_Exercise details_.
Find the string "Squirrel" in the entries and copy each line that has it.

_Provided records_.
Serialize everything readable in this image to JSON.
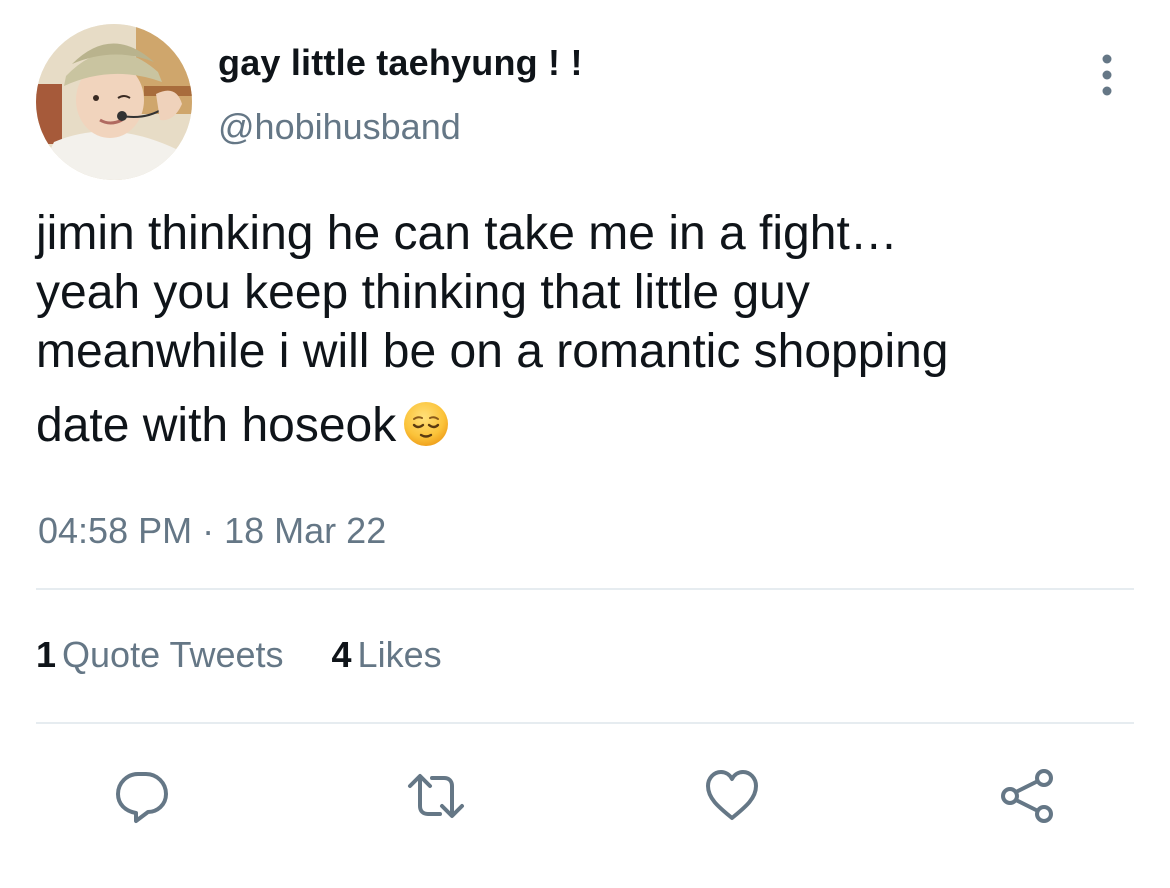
{
  "user": {
    "display_name": "gay little taehyung ! !",
    "handle": "@hobihusband"
  },
  "tweet": {
    "lines": [
      "jimin thinking he can take me in a fight…",
      "yeah you keep thinking that little guy",
      "meanwhile i will be on a romantic shopping",
      "date with hoseok"
    ],
    "emoji": "relieved-face",
    "time": "04:58 PM",
    "separator": "·",
    "date": "18 Mar 22"
  },
  "stats": {
    "quote_count": "1",
    "quote_label": "Quote Tweets",
    "like_count": "4",
    "like_label": "Likes"
  },
  "colors": {
    "text": "#0f1419",
    "secondary": "#657786",
    "divider": "#e6ecf0",
    "icon": "#657786"
  },
  "icons": {
    "more": "more-vertical-icon",
    "reply": "reply-icon",
    "retweet": "retweet-icon",
    "like": "heart-icon",
    "share": "share-icon"
  }
}
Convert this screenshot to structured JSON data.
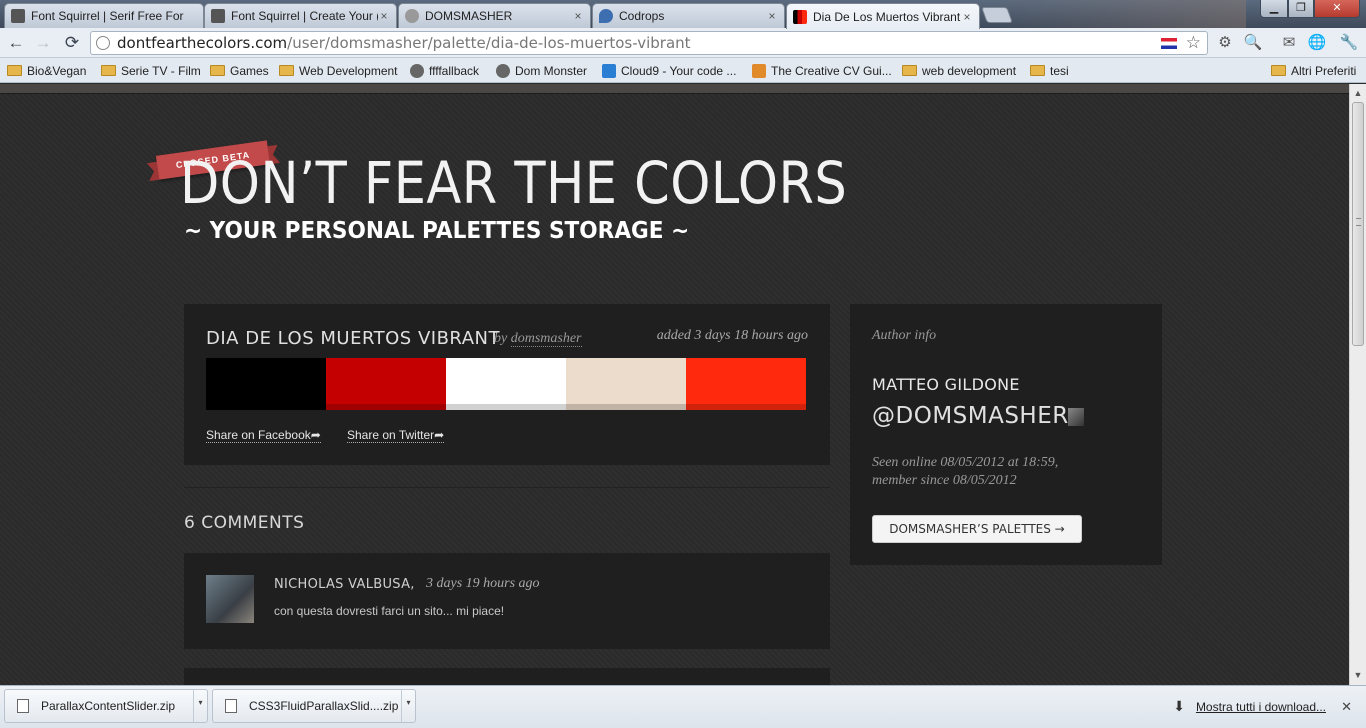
{
  "browser": {
    "tabs": [
      {
        "title": "Font Squirrel | Serif Free For",
        "favicon_color": "#555555"
      },
      {
        "title": "Font Squirrel | Create Your (",
        "favicon_color": "#555555"
      },
      {
        "title": "DOMSMASHER",
        "favicon_color": "#777777"
      },
      {
        "title": "Codrops",
        "favicon_color": "#3d6fb0"
      },
      {
        "title": "Dia De Los Muertos Vibrant",
        "favicon_color": "#c8102e",
        "active": true
      }
    ],
    "tab_close_glyph": "×",
    "window_buttons": {
      "minimize": "▁",
      "maximize": "❐",
      "close": "✕"
    },
    "address": {
      "domain": "dontfearthecolors.com",
      "path": "/user/domsmasher/palette/dia-de-los-muertos-vibrant"
    },
    "nav_glyphs": {
      "back": "←",
      "forward": "→",
      "reload": "⟳",
      "star": "☆",
      "wrench": "🔧"
    },
    "extensions": [
      "⚙",
      "🔍",
      "✉",
      "🌐"
    ],
    "bookmarks": [
      {
        "label": "Bio&Vegan",
        "icon": "folder"
      },
      {
        "label": "Serie TV - Film",
        "icon": "folder"
      },
      {
        "label": "Games",
        "icon": "folder"
      },
      {
        "label": "Web Development",
        "icon": "folder"
      },
      {
        "label": "ffffallback",
        "icon": "site"
      },
      {
        "label": "Dom Monster",
        "icon": "site"
      },
      {
        "label": "Cloud9 - Your code ...",
        "icon": "site"
      },
      {
        "label": "The Creative CV Gui...",
        "icon": "site"
      },
      {
        "label": "web development",
        "icon": "folder"
      },
      {
        "label": "tesi",
        "icon": "folder"
      }
    ],
    "other_bookmarks": "Altri Preferiti"
  },
  "site": {
    "beta_badge": "CLOSED BETA",
    "title": "DON’T FEAR THE COLORS",
    "subtitle": "~ YOUR PERSONAL PALETTES STORAGE ~"
  },
  "palette": {
    "name": "DIA DE LOS MUERTOS VIBRANT",
    "by_label": "by",
    "author": "domsmasher",
    "added": "added 3 days 18 hours ago",
    "colors": [
      "#000000",
      "#c40000",
      "#ffffff",
      "#ecdccb",
      "#ff2a0e"
    ],
    "share_facebook": "Share on Facebook",
    "share_twitter": "Share on Twitter",
    "share_arrow": "➦"
  },
  "comments": {
    "heading": "6 COMMENTS",
    "items": [
      {
        "author": "NICHOLAS VALBUSA,",
        "time": "3 days 19 hours ago",
        "text": "con questa dovresti farci un sito... mi piace!"
      }
    ]
  },
  "author_info": {
    "heading": "Author info",
    "name": "MATTEO GILDONE",
    "handle": "@DOMSMASHER",
    "seen_line1": "Seen online 08/05/2012 at 18:59,",
    "seen_line2": "member since 08/05/2012",
    "palettes_button": "DOMSMASHER’S PALETTES →"
  },
  "downloads": {
    "items": [
      {
        "name": "ParallaxContentSlider.zip"
      },
      {
        "name": "CSS3FluidParallaxSlid....zip"
      }
    ],
    "caret": "▾",
    "show_all": "Mostra tutti i download...",
    "show_all_icon": "⬇",
    "close": "✕"
  },
  "scrollbar": {
    "up": "▲",
    "down": "▼"
  }
}
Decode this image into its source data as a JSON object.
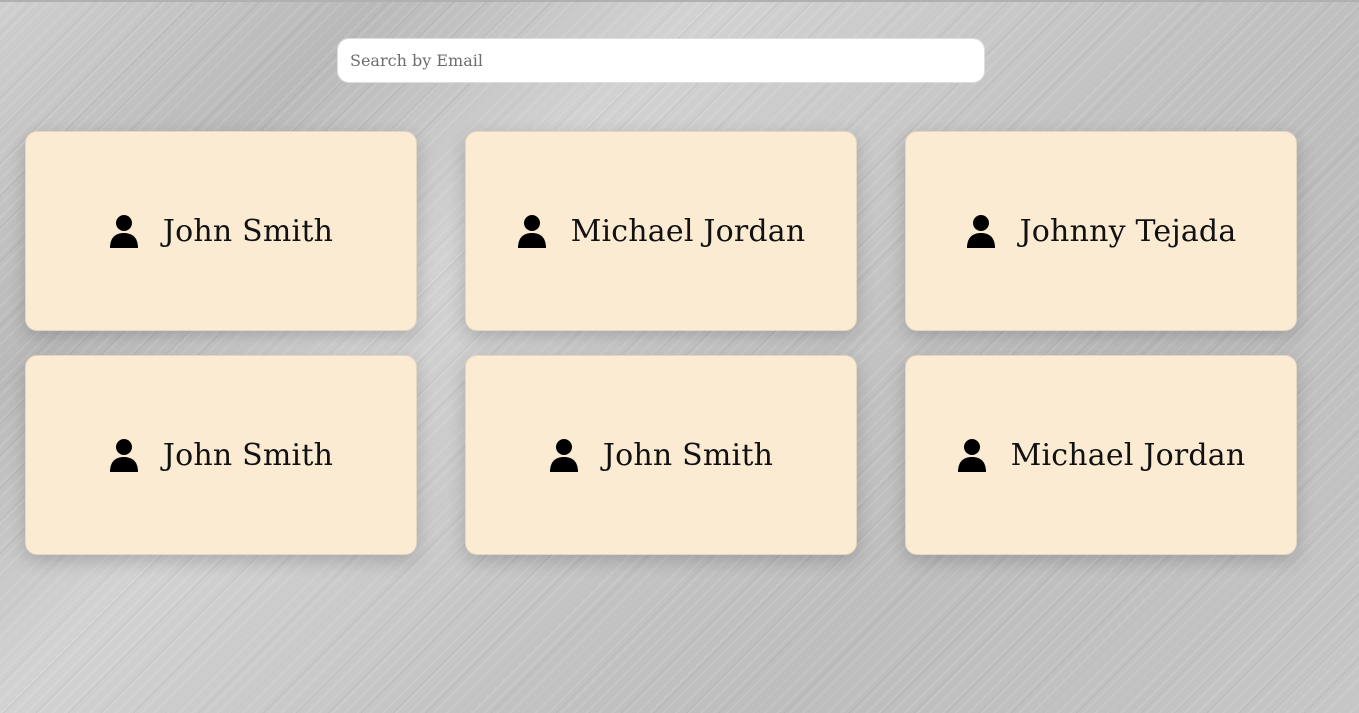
{
  "search": {
    "placeholder": "Search by Email",
    "value": ""
  },
  "cards": [
    {
      "name": "John Smith",
      "icon": "person-icon"
    },
    {
      "name": "Michael Jordan",
      "icon": "person-icon"
    },
    {
      "name": "Johnny Tejada",
      "icon": "person-icon"
    },
    {
      "name": "John Smith",
      "icon": "person-icon"
    },
    {
      "name": "John Smith",
      "icon": "person-icon"
    },
    {
      "name": "Michael Jordan",
      "icon": "person-icon"
    }
  ],
  "colors": {
    "card_background": "#fcebd3",
    "page_background": "#c2c2c2",
    "text": "#111111"
  }
}
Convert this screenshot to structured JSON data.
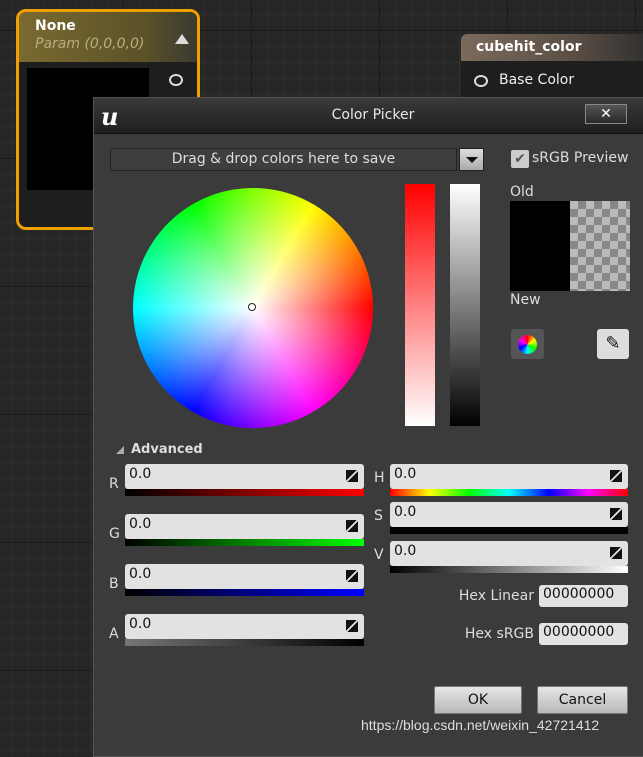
{
  "node_param": {
    "title": "None",
    "subtitle": "Param (0,0,0,0)"
  },
  "node_output": {
    "title": "cubehit_color",
    "pin_label": "Base Color"
  },
  "dialog": {
    "title": "Color Picker",
    "close_label": "✕",
    "saved_colors_placeholder": "Drag & drop colors here to save",
    "srgb_preview_label": "sRGB Preview",
    "srgb_preview_checked": true,
    "old_label": "Old",
    "new_label": "New",
    "advanced_label": "Advanced",
    "rgba": [
      {
        "label": "R",
        "value": "0.0"
      },
      {
        "label": "G",
        "value": "0.0"
      },
      {
        "label": "B",
        "value": "0.0"
      },
      {
        "label": "A",
        "value": "0.0"
      }
    ],
    "hsv": [
      {
        "label": "H",
        "value": "0.0"
      },
      {
        "label": "S",
        "value": "0.0"
      },
      {
        "label": "V",
        "value": "0.0"
      }
    ],
    "hex_linear_label": "Hex Linear",
    "hex_linear_value": "00000000",
    "hex_srgb_label": "Hex sRGB",
    "hex_srgb_value": "00000000",
    "ok_label": "OK",
    "cancel_label": "Cancel"
  },
  "watermark": "https://blog.csdn.net/weixin_42721412"
}
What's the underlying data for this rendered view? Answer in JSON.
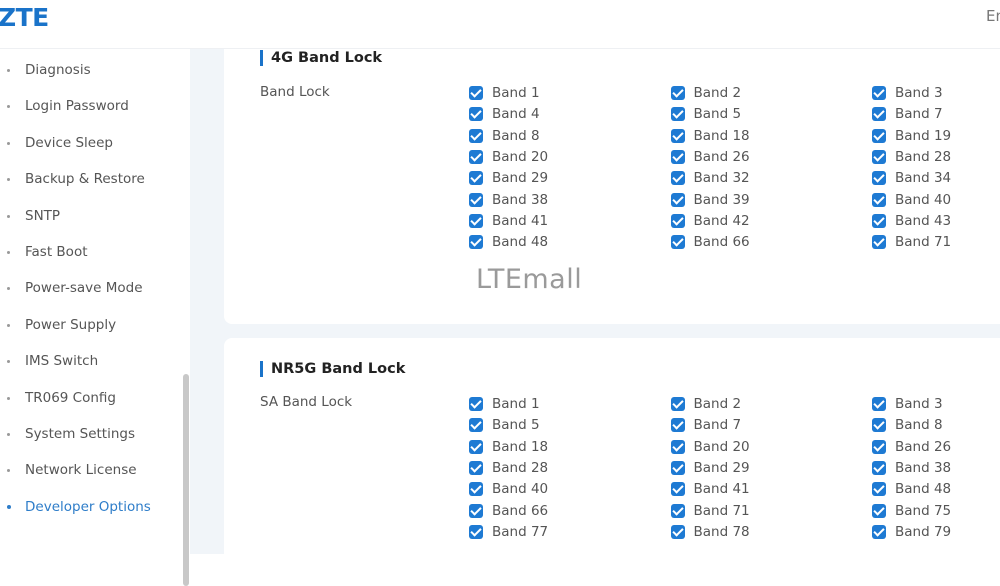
{
  "header": {
    "logo": "ZTE",
    "language": "En"
  },
  "sidebar": {
    "items": [
      {
        "label": "Diagnosis",
        "active": false
      },
      {
        "label": "Login Password",
        "active": false
      },
      {
        "label": "Device Sleep",
        "active": false
      },
      {
        "label": "Backup & Restore",
        "active": false
      },
      {
        "label": "SNTP",
        "active": false
      },
      {
        "label": "Fast Boot",
        "active": false
      },
      {
        "label": "Power-save Mode",
        "active": false
      },
      {
        "label": "Power Supply",
        "active": false
      },
      {
        "label": "IMS Switch",
        "active": false
      },
      {
        "label": "TR069 Config",
        "active": false
      },
      {
        "label": "System Settings",
        "active": false
      },
      {
        "label": "Network License",
        "active": false
      },
      {
        "label": "Developer Options",
        "active": true
      }
    ]
  },
  "lte_section": {
    "title": "4G Band Lock",
    "row_label": "Band Lock",
    "bands": [
      {
        "label": "Band 1",
        "checked": true
      },
      {
        "label": "Band 2",
        "checked": true
      },
      {
        "label": "Band 3",
        "checked": true
      },
      {
        "label": "Band 4",
        "checked": true
      },
      {
        "label": "Band 5",
        "checked": true
      },
      {
        "label": "Band 7",
        "checked": true
      },
      {
        "label": "Band 8",
        "checked": true
      },
      {
        "label": "Band 18",
        "checked": true
      },
      {
        "label": "Band 19",
        "checked": true
      },
      {
        "label": "Band 20",
        "checked": true
      },
      {
        "label": "Band 26",
        "checked": true
      },
      {
        "label": "Band 28",
        "checked": true
      },
      {
        "label": "Band 29",
        "checked": true
      },
      {
        "label": "Band 32",
        "checked": true
      },
      {
        "label": "Band 34",
        "checked": true
      },
      {
        "label": "Band 38",
        "checked": true
      },
      {
        "label": "Band 39",
        "checked": true
      },
      {
        "label": "Band 40",
        "checked": true
      },
      {
        "label": "Band 41",
        "checked": true
      },
      {
        "label": "Band 42",
        "checked": true
      },
      {
        "label": "Band 43",
        "checked": true
      },
      {
        "label": "Band 48",
        "checked": true
      },
      {
        "label": "Band 66",
        "checked": true
      },
      {
        "label": "Band 71",
        "checked": true
      }
    ]
  },
  "watermark": "LTEmall",
  "nr5g_section": {
    "title": "NR5G Band Lock",
    "row_label": "SA Band Lock",
    "bands": [
      {
        "label": "Band 1",
        "checked": true
      },
      {
        "label": "Band 2",
        "checked": true
      },
      {
        "label": "Band 3",
        "checked": true
      },
      {
        "label": "Band 5",
        "checked": true
      },
      {
        "label": "Band 7",
        "checked": true
      },
      {
        "label": "Band 8",
        "checked": true
      },
      {
        "label": "Band 18",
        "checked": true
      },
      {
        "label": "Band 20",
        "checked": true
      },
      {
        "label": "Band 26",
        "checked": true
      },
      {
        "label": "Band 28",
        "checked": true
      },
      {
        "label": "Band 29",
        "checked": true
      },
      {
        "label": "Band 38",
        "checked": true
      },
      {
        "label": "Band 40",
        "checked": true
      },
      {
        "label": "Band 41",
        "checked": true
      },
      {
        "label": "Band 48",
        "checked": true
      },
      {
        "label": "Band 66",
        "checked": true
      },
      {
        "label": "Band 71",
        "checked": true
      },
      {
        "label": "Band 75",
        "checked": true
      },
      {
        "label": "Band 77",
        "checked": true
      },
      {
        "label": "Band 78",
        "checked": true
      },
      {
        "label": "Band 79",
        "checked": true
      }
    ]
  },
  "colors": {
    "accent": "#1e7ad3",
    "active_nav": "#2e7dc9",
    "page_background": "#f1f5f9"
  }
}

_Finished task_.
        "title": "Font Squirrel | Serif Free For",
        "title": "Font Squirrel | Create Your (",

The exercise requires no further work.